SET TASK: Below are some records: retype them all exactly, but not the pictures.

>> START DATASET CONTENT

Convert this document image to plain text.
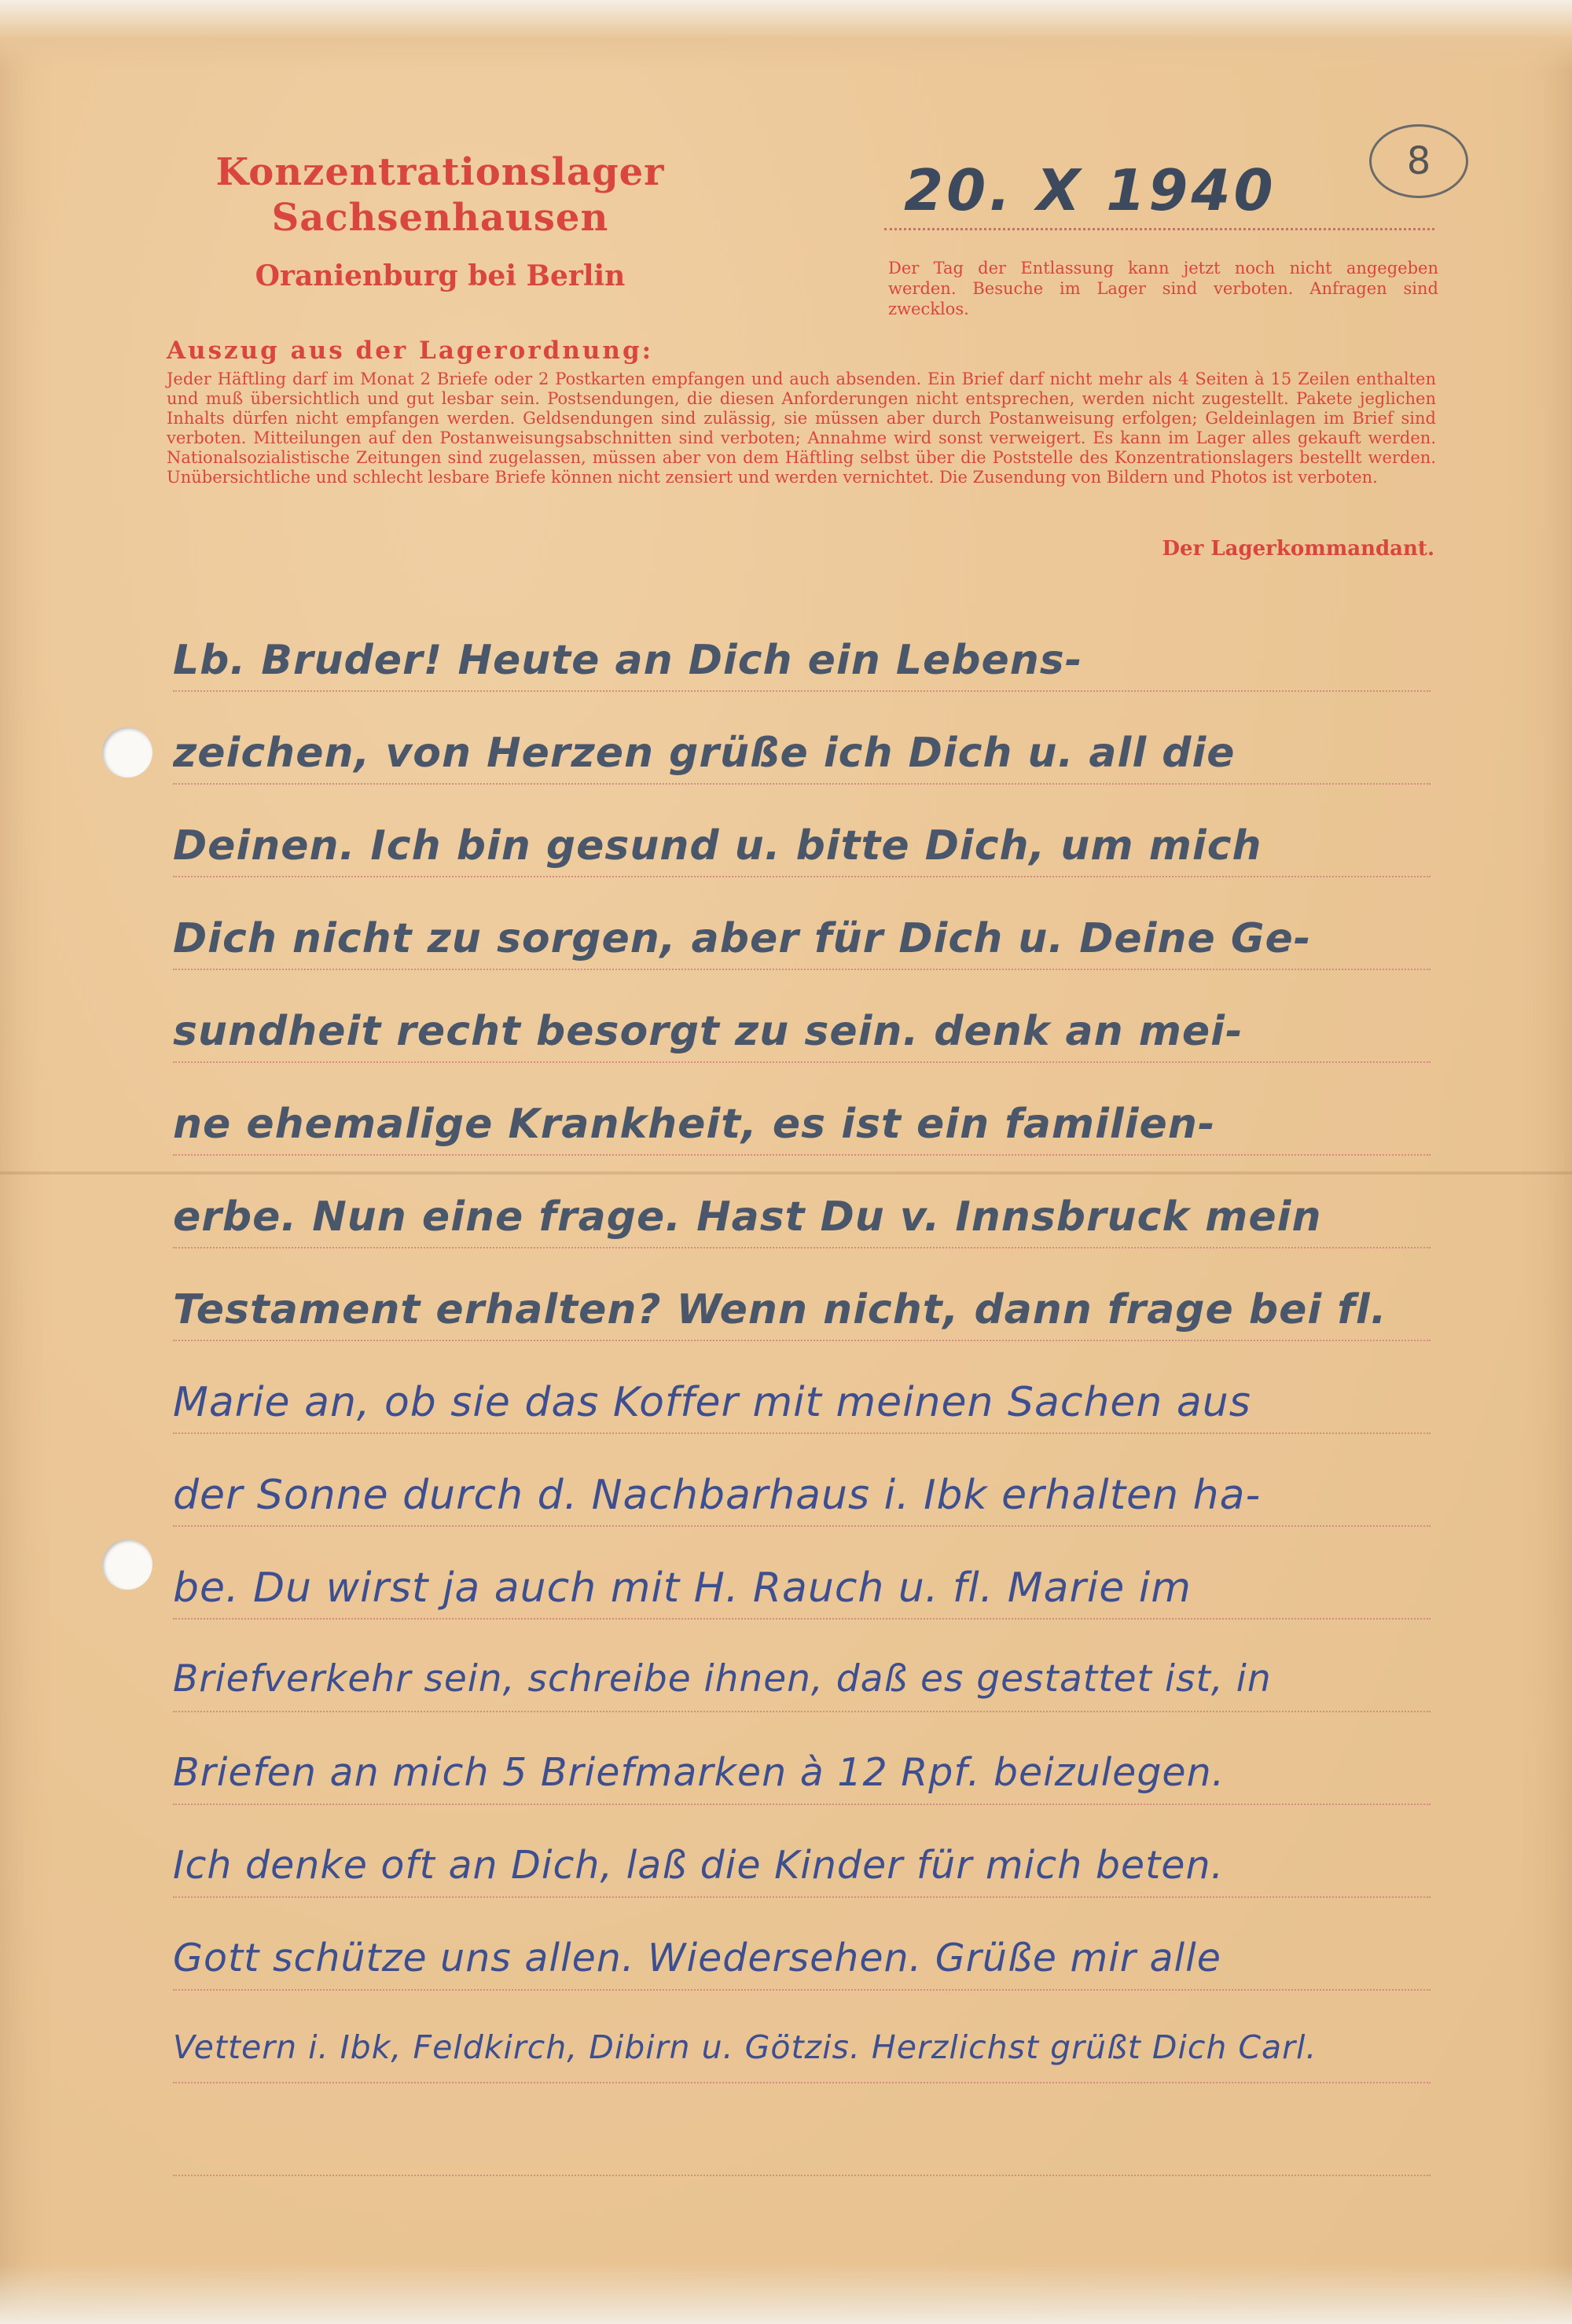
Konzentrationslager Sachsenhausen
Oranienburg bei Berlin
20. X 1940	8
Der Tag der Entlassung kann jetzt noch nicht angegeben werden. Besuche im Lager sind verboten. Anfragen sind zwecklos.
Auszug aus der Lagerordnung:
Jeder Häftling darf im Monat 2 Briefe oder 2 Postkarten empfangen und auch absenden. Ein Brief darf nicht mehr als 4 Seiten à 15 Zeilen enthalten und muß übersichtlich und gut lesbar sein. Postsendungen, die diesen Anforderungen nicht entsprechen, werden nicht zugestellt. Pakete jeglichen Inhalts dürfen nicht empfangen werden. Geldsendungen sind zulässig, sie müssen aber durch Postanweisung erfolgen; Geldeinlagen im Brief sind verboten. Mitteilungen auf den Postanweisungsabschnitten sind verboten; Annahme wird sonst verweigert. Es kann im Lager alles gekauft werden. Nationalsozialistische Zeitungen sind zugelassen, müssen aber von dem Häftling selbst über die Poststelle des Konzentrationslagers bestellt werden. Unübersichtliche und schlecht lesbare Briefe können nicht zensiert und werden vernichtet. Die Zusendung von Bildern und Photos ist verboten.
Der Lagerkommandant.
Lb. Bruder! Heute an Dich ein Lebens-
zeichen, von Herzen grüße ich Dich u. all die
Deinen. Ich bin gesund u. bitte Dich, um mich
Dich nicht zu sorgen, aber für Dich u. Deine Ge-
sundheit recht besorgt zu sein. denk an mei-
ne ehemalige Krankheit, es ist ein familien-
erbe. Nun eine frage. Hast Du v. Innsbruck mein
Testament erhalten? Wenn nicht, dann frage bei fl.
Marie an, ob sie das Koffer mit meinen Sachen aus
der Sonne durch d. Nachbarhaus i. Ibk erhalten ha-
be. Du wirst ja auch mit H. Rauch u. fl. Marie im
Briefverkehr sein, schreibe ihnen, daß es gestattet ist, in
Briefen an mich 5 Briefmarken à 12 Rpf. beizulegen.
Ich denke oft an Dich, laß die Kinder für mich beten.
Gott schütze uns allen. Wiedersehen. Grüße mir alle
Vettern i. Ibk, Feldkirch, Dibirn u. Götzis. Herzlichst grüßt Dich Carl.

>> END DATASET CONTENT

FULL RESPONSE:
Convert this document image to plain text.
Konzentrationslager Sachsenhausen
Oranienburg bei Berlin
20. X 1940	8
Der Tag der Entlassung kann jetzt noch nicht angegeben werden. Besuche im Lager sind verboten. Anfragen sind zwecklos.
Auszug aus der Lagerordnung:
Jeder Häftling darf im Monat 2 Briefe oder 2 Postkarten empfangen und auch absenden. Ein Brief darf nicht mehr als 4 Seiten à 15 Zeilen enthalten und muß übersichtlich und gut lesbar sein. Postsendungen, die diesen Anforderungen nicht entsprechen, werden nicht zugestellt. Pakete jeglichen Inhalts dürfen nicht empfangen werden. Geldsendungen sind zulässig, sie müssen aber durch Postanweisung erfolgen; Geldeinlagen im Brief sind verboten. Mitteilungen auf den Postanweisungsabschnitten sind verboten; Annahme wird sonst verweigert. Es kann im Lager alles gekauft werden. Nationalsozialistische Zeitungen sind zugelassen, müssen aber von dem Häftling selbst über die Poststelle des Konzentrationslagers bestellt werden. Unübersichtliche und schlecht lesbare Briefe können nicht zensiert und werden vernichtet. Die Zusendung von Bildern und Photos ist verboten.
Der Lagerkommandant.
Lb. Bruder! Heute an Dich ein Lebens-
zeichen, von Herzen grüße ich Dich u. all die
Deinen. Ich bin gesund u. bitte Dich, um mich
Dich nicht zu sorgen, aber für Dich u. Deine Ge-
sundheit recht besorgt zu sein. denk an mei-
ne ehemalige Krankheit, es ist ein familien-
erbe. Nun eine frage. Hast Du v. Innsbruck mein
Testament erhalten? Wenn nicht, dann frage bei fl.
Marie an, ob sie das Koffer mit meinen Sachen aus
der Sonne durch d. Nachbarhaus i. Ibk erhalten ha-
be. Du wirst ja auch mit H. Rauch u. fl. Marie im
Briefverkehr sein, schreibe ihnen, daß es gestattet ist, in
Briefen an mich 5 Briefmarken à 12 Rpf. beizulegen.
Ich denke oft an Dich, laß die Kinder für mich beten.
Gott schütze uns allen. Wiedersehen. Grüße mir alle
Vettern i. Ibk, Feldkirch, Dibirn u. Götzis. Herzlichst grüßt Dich Carl.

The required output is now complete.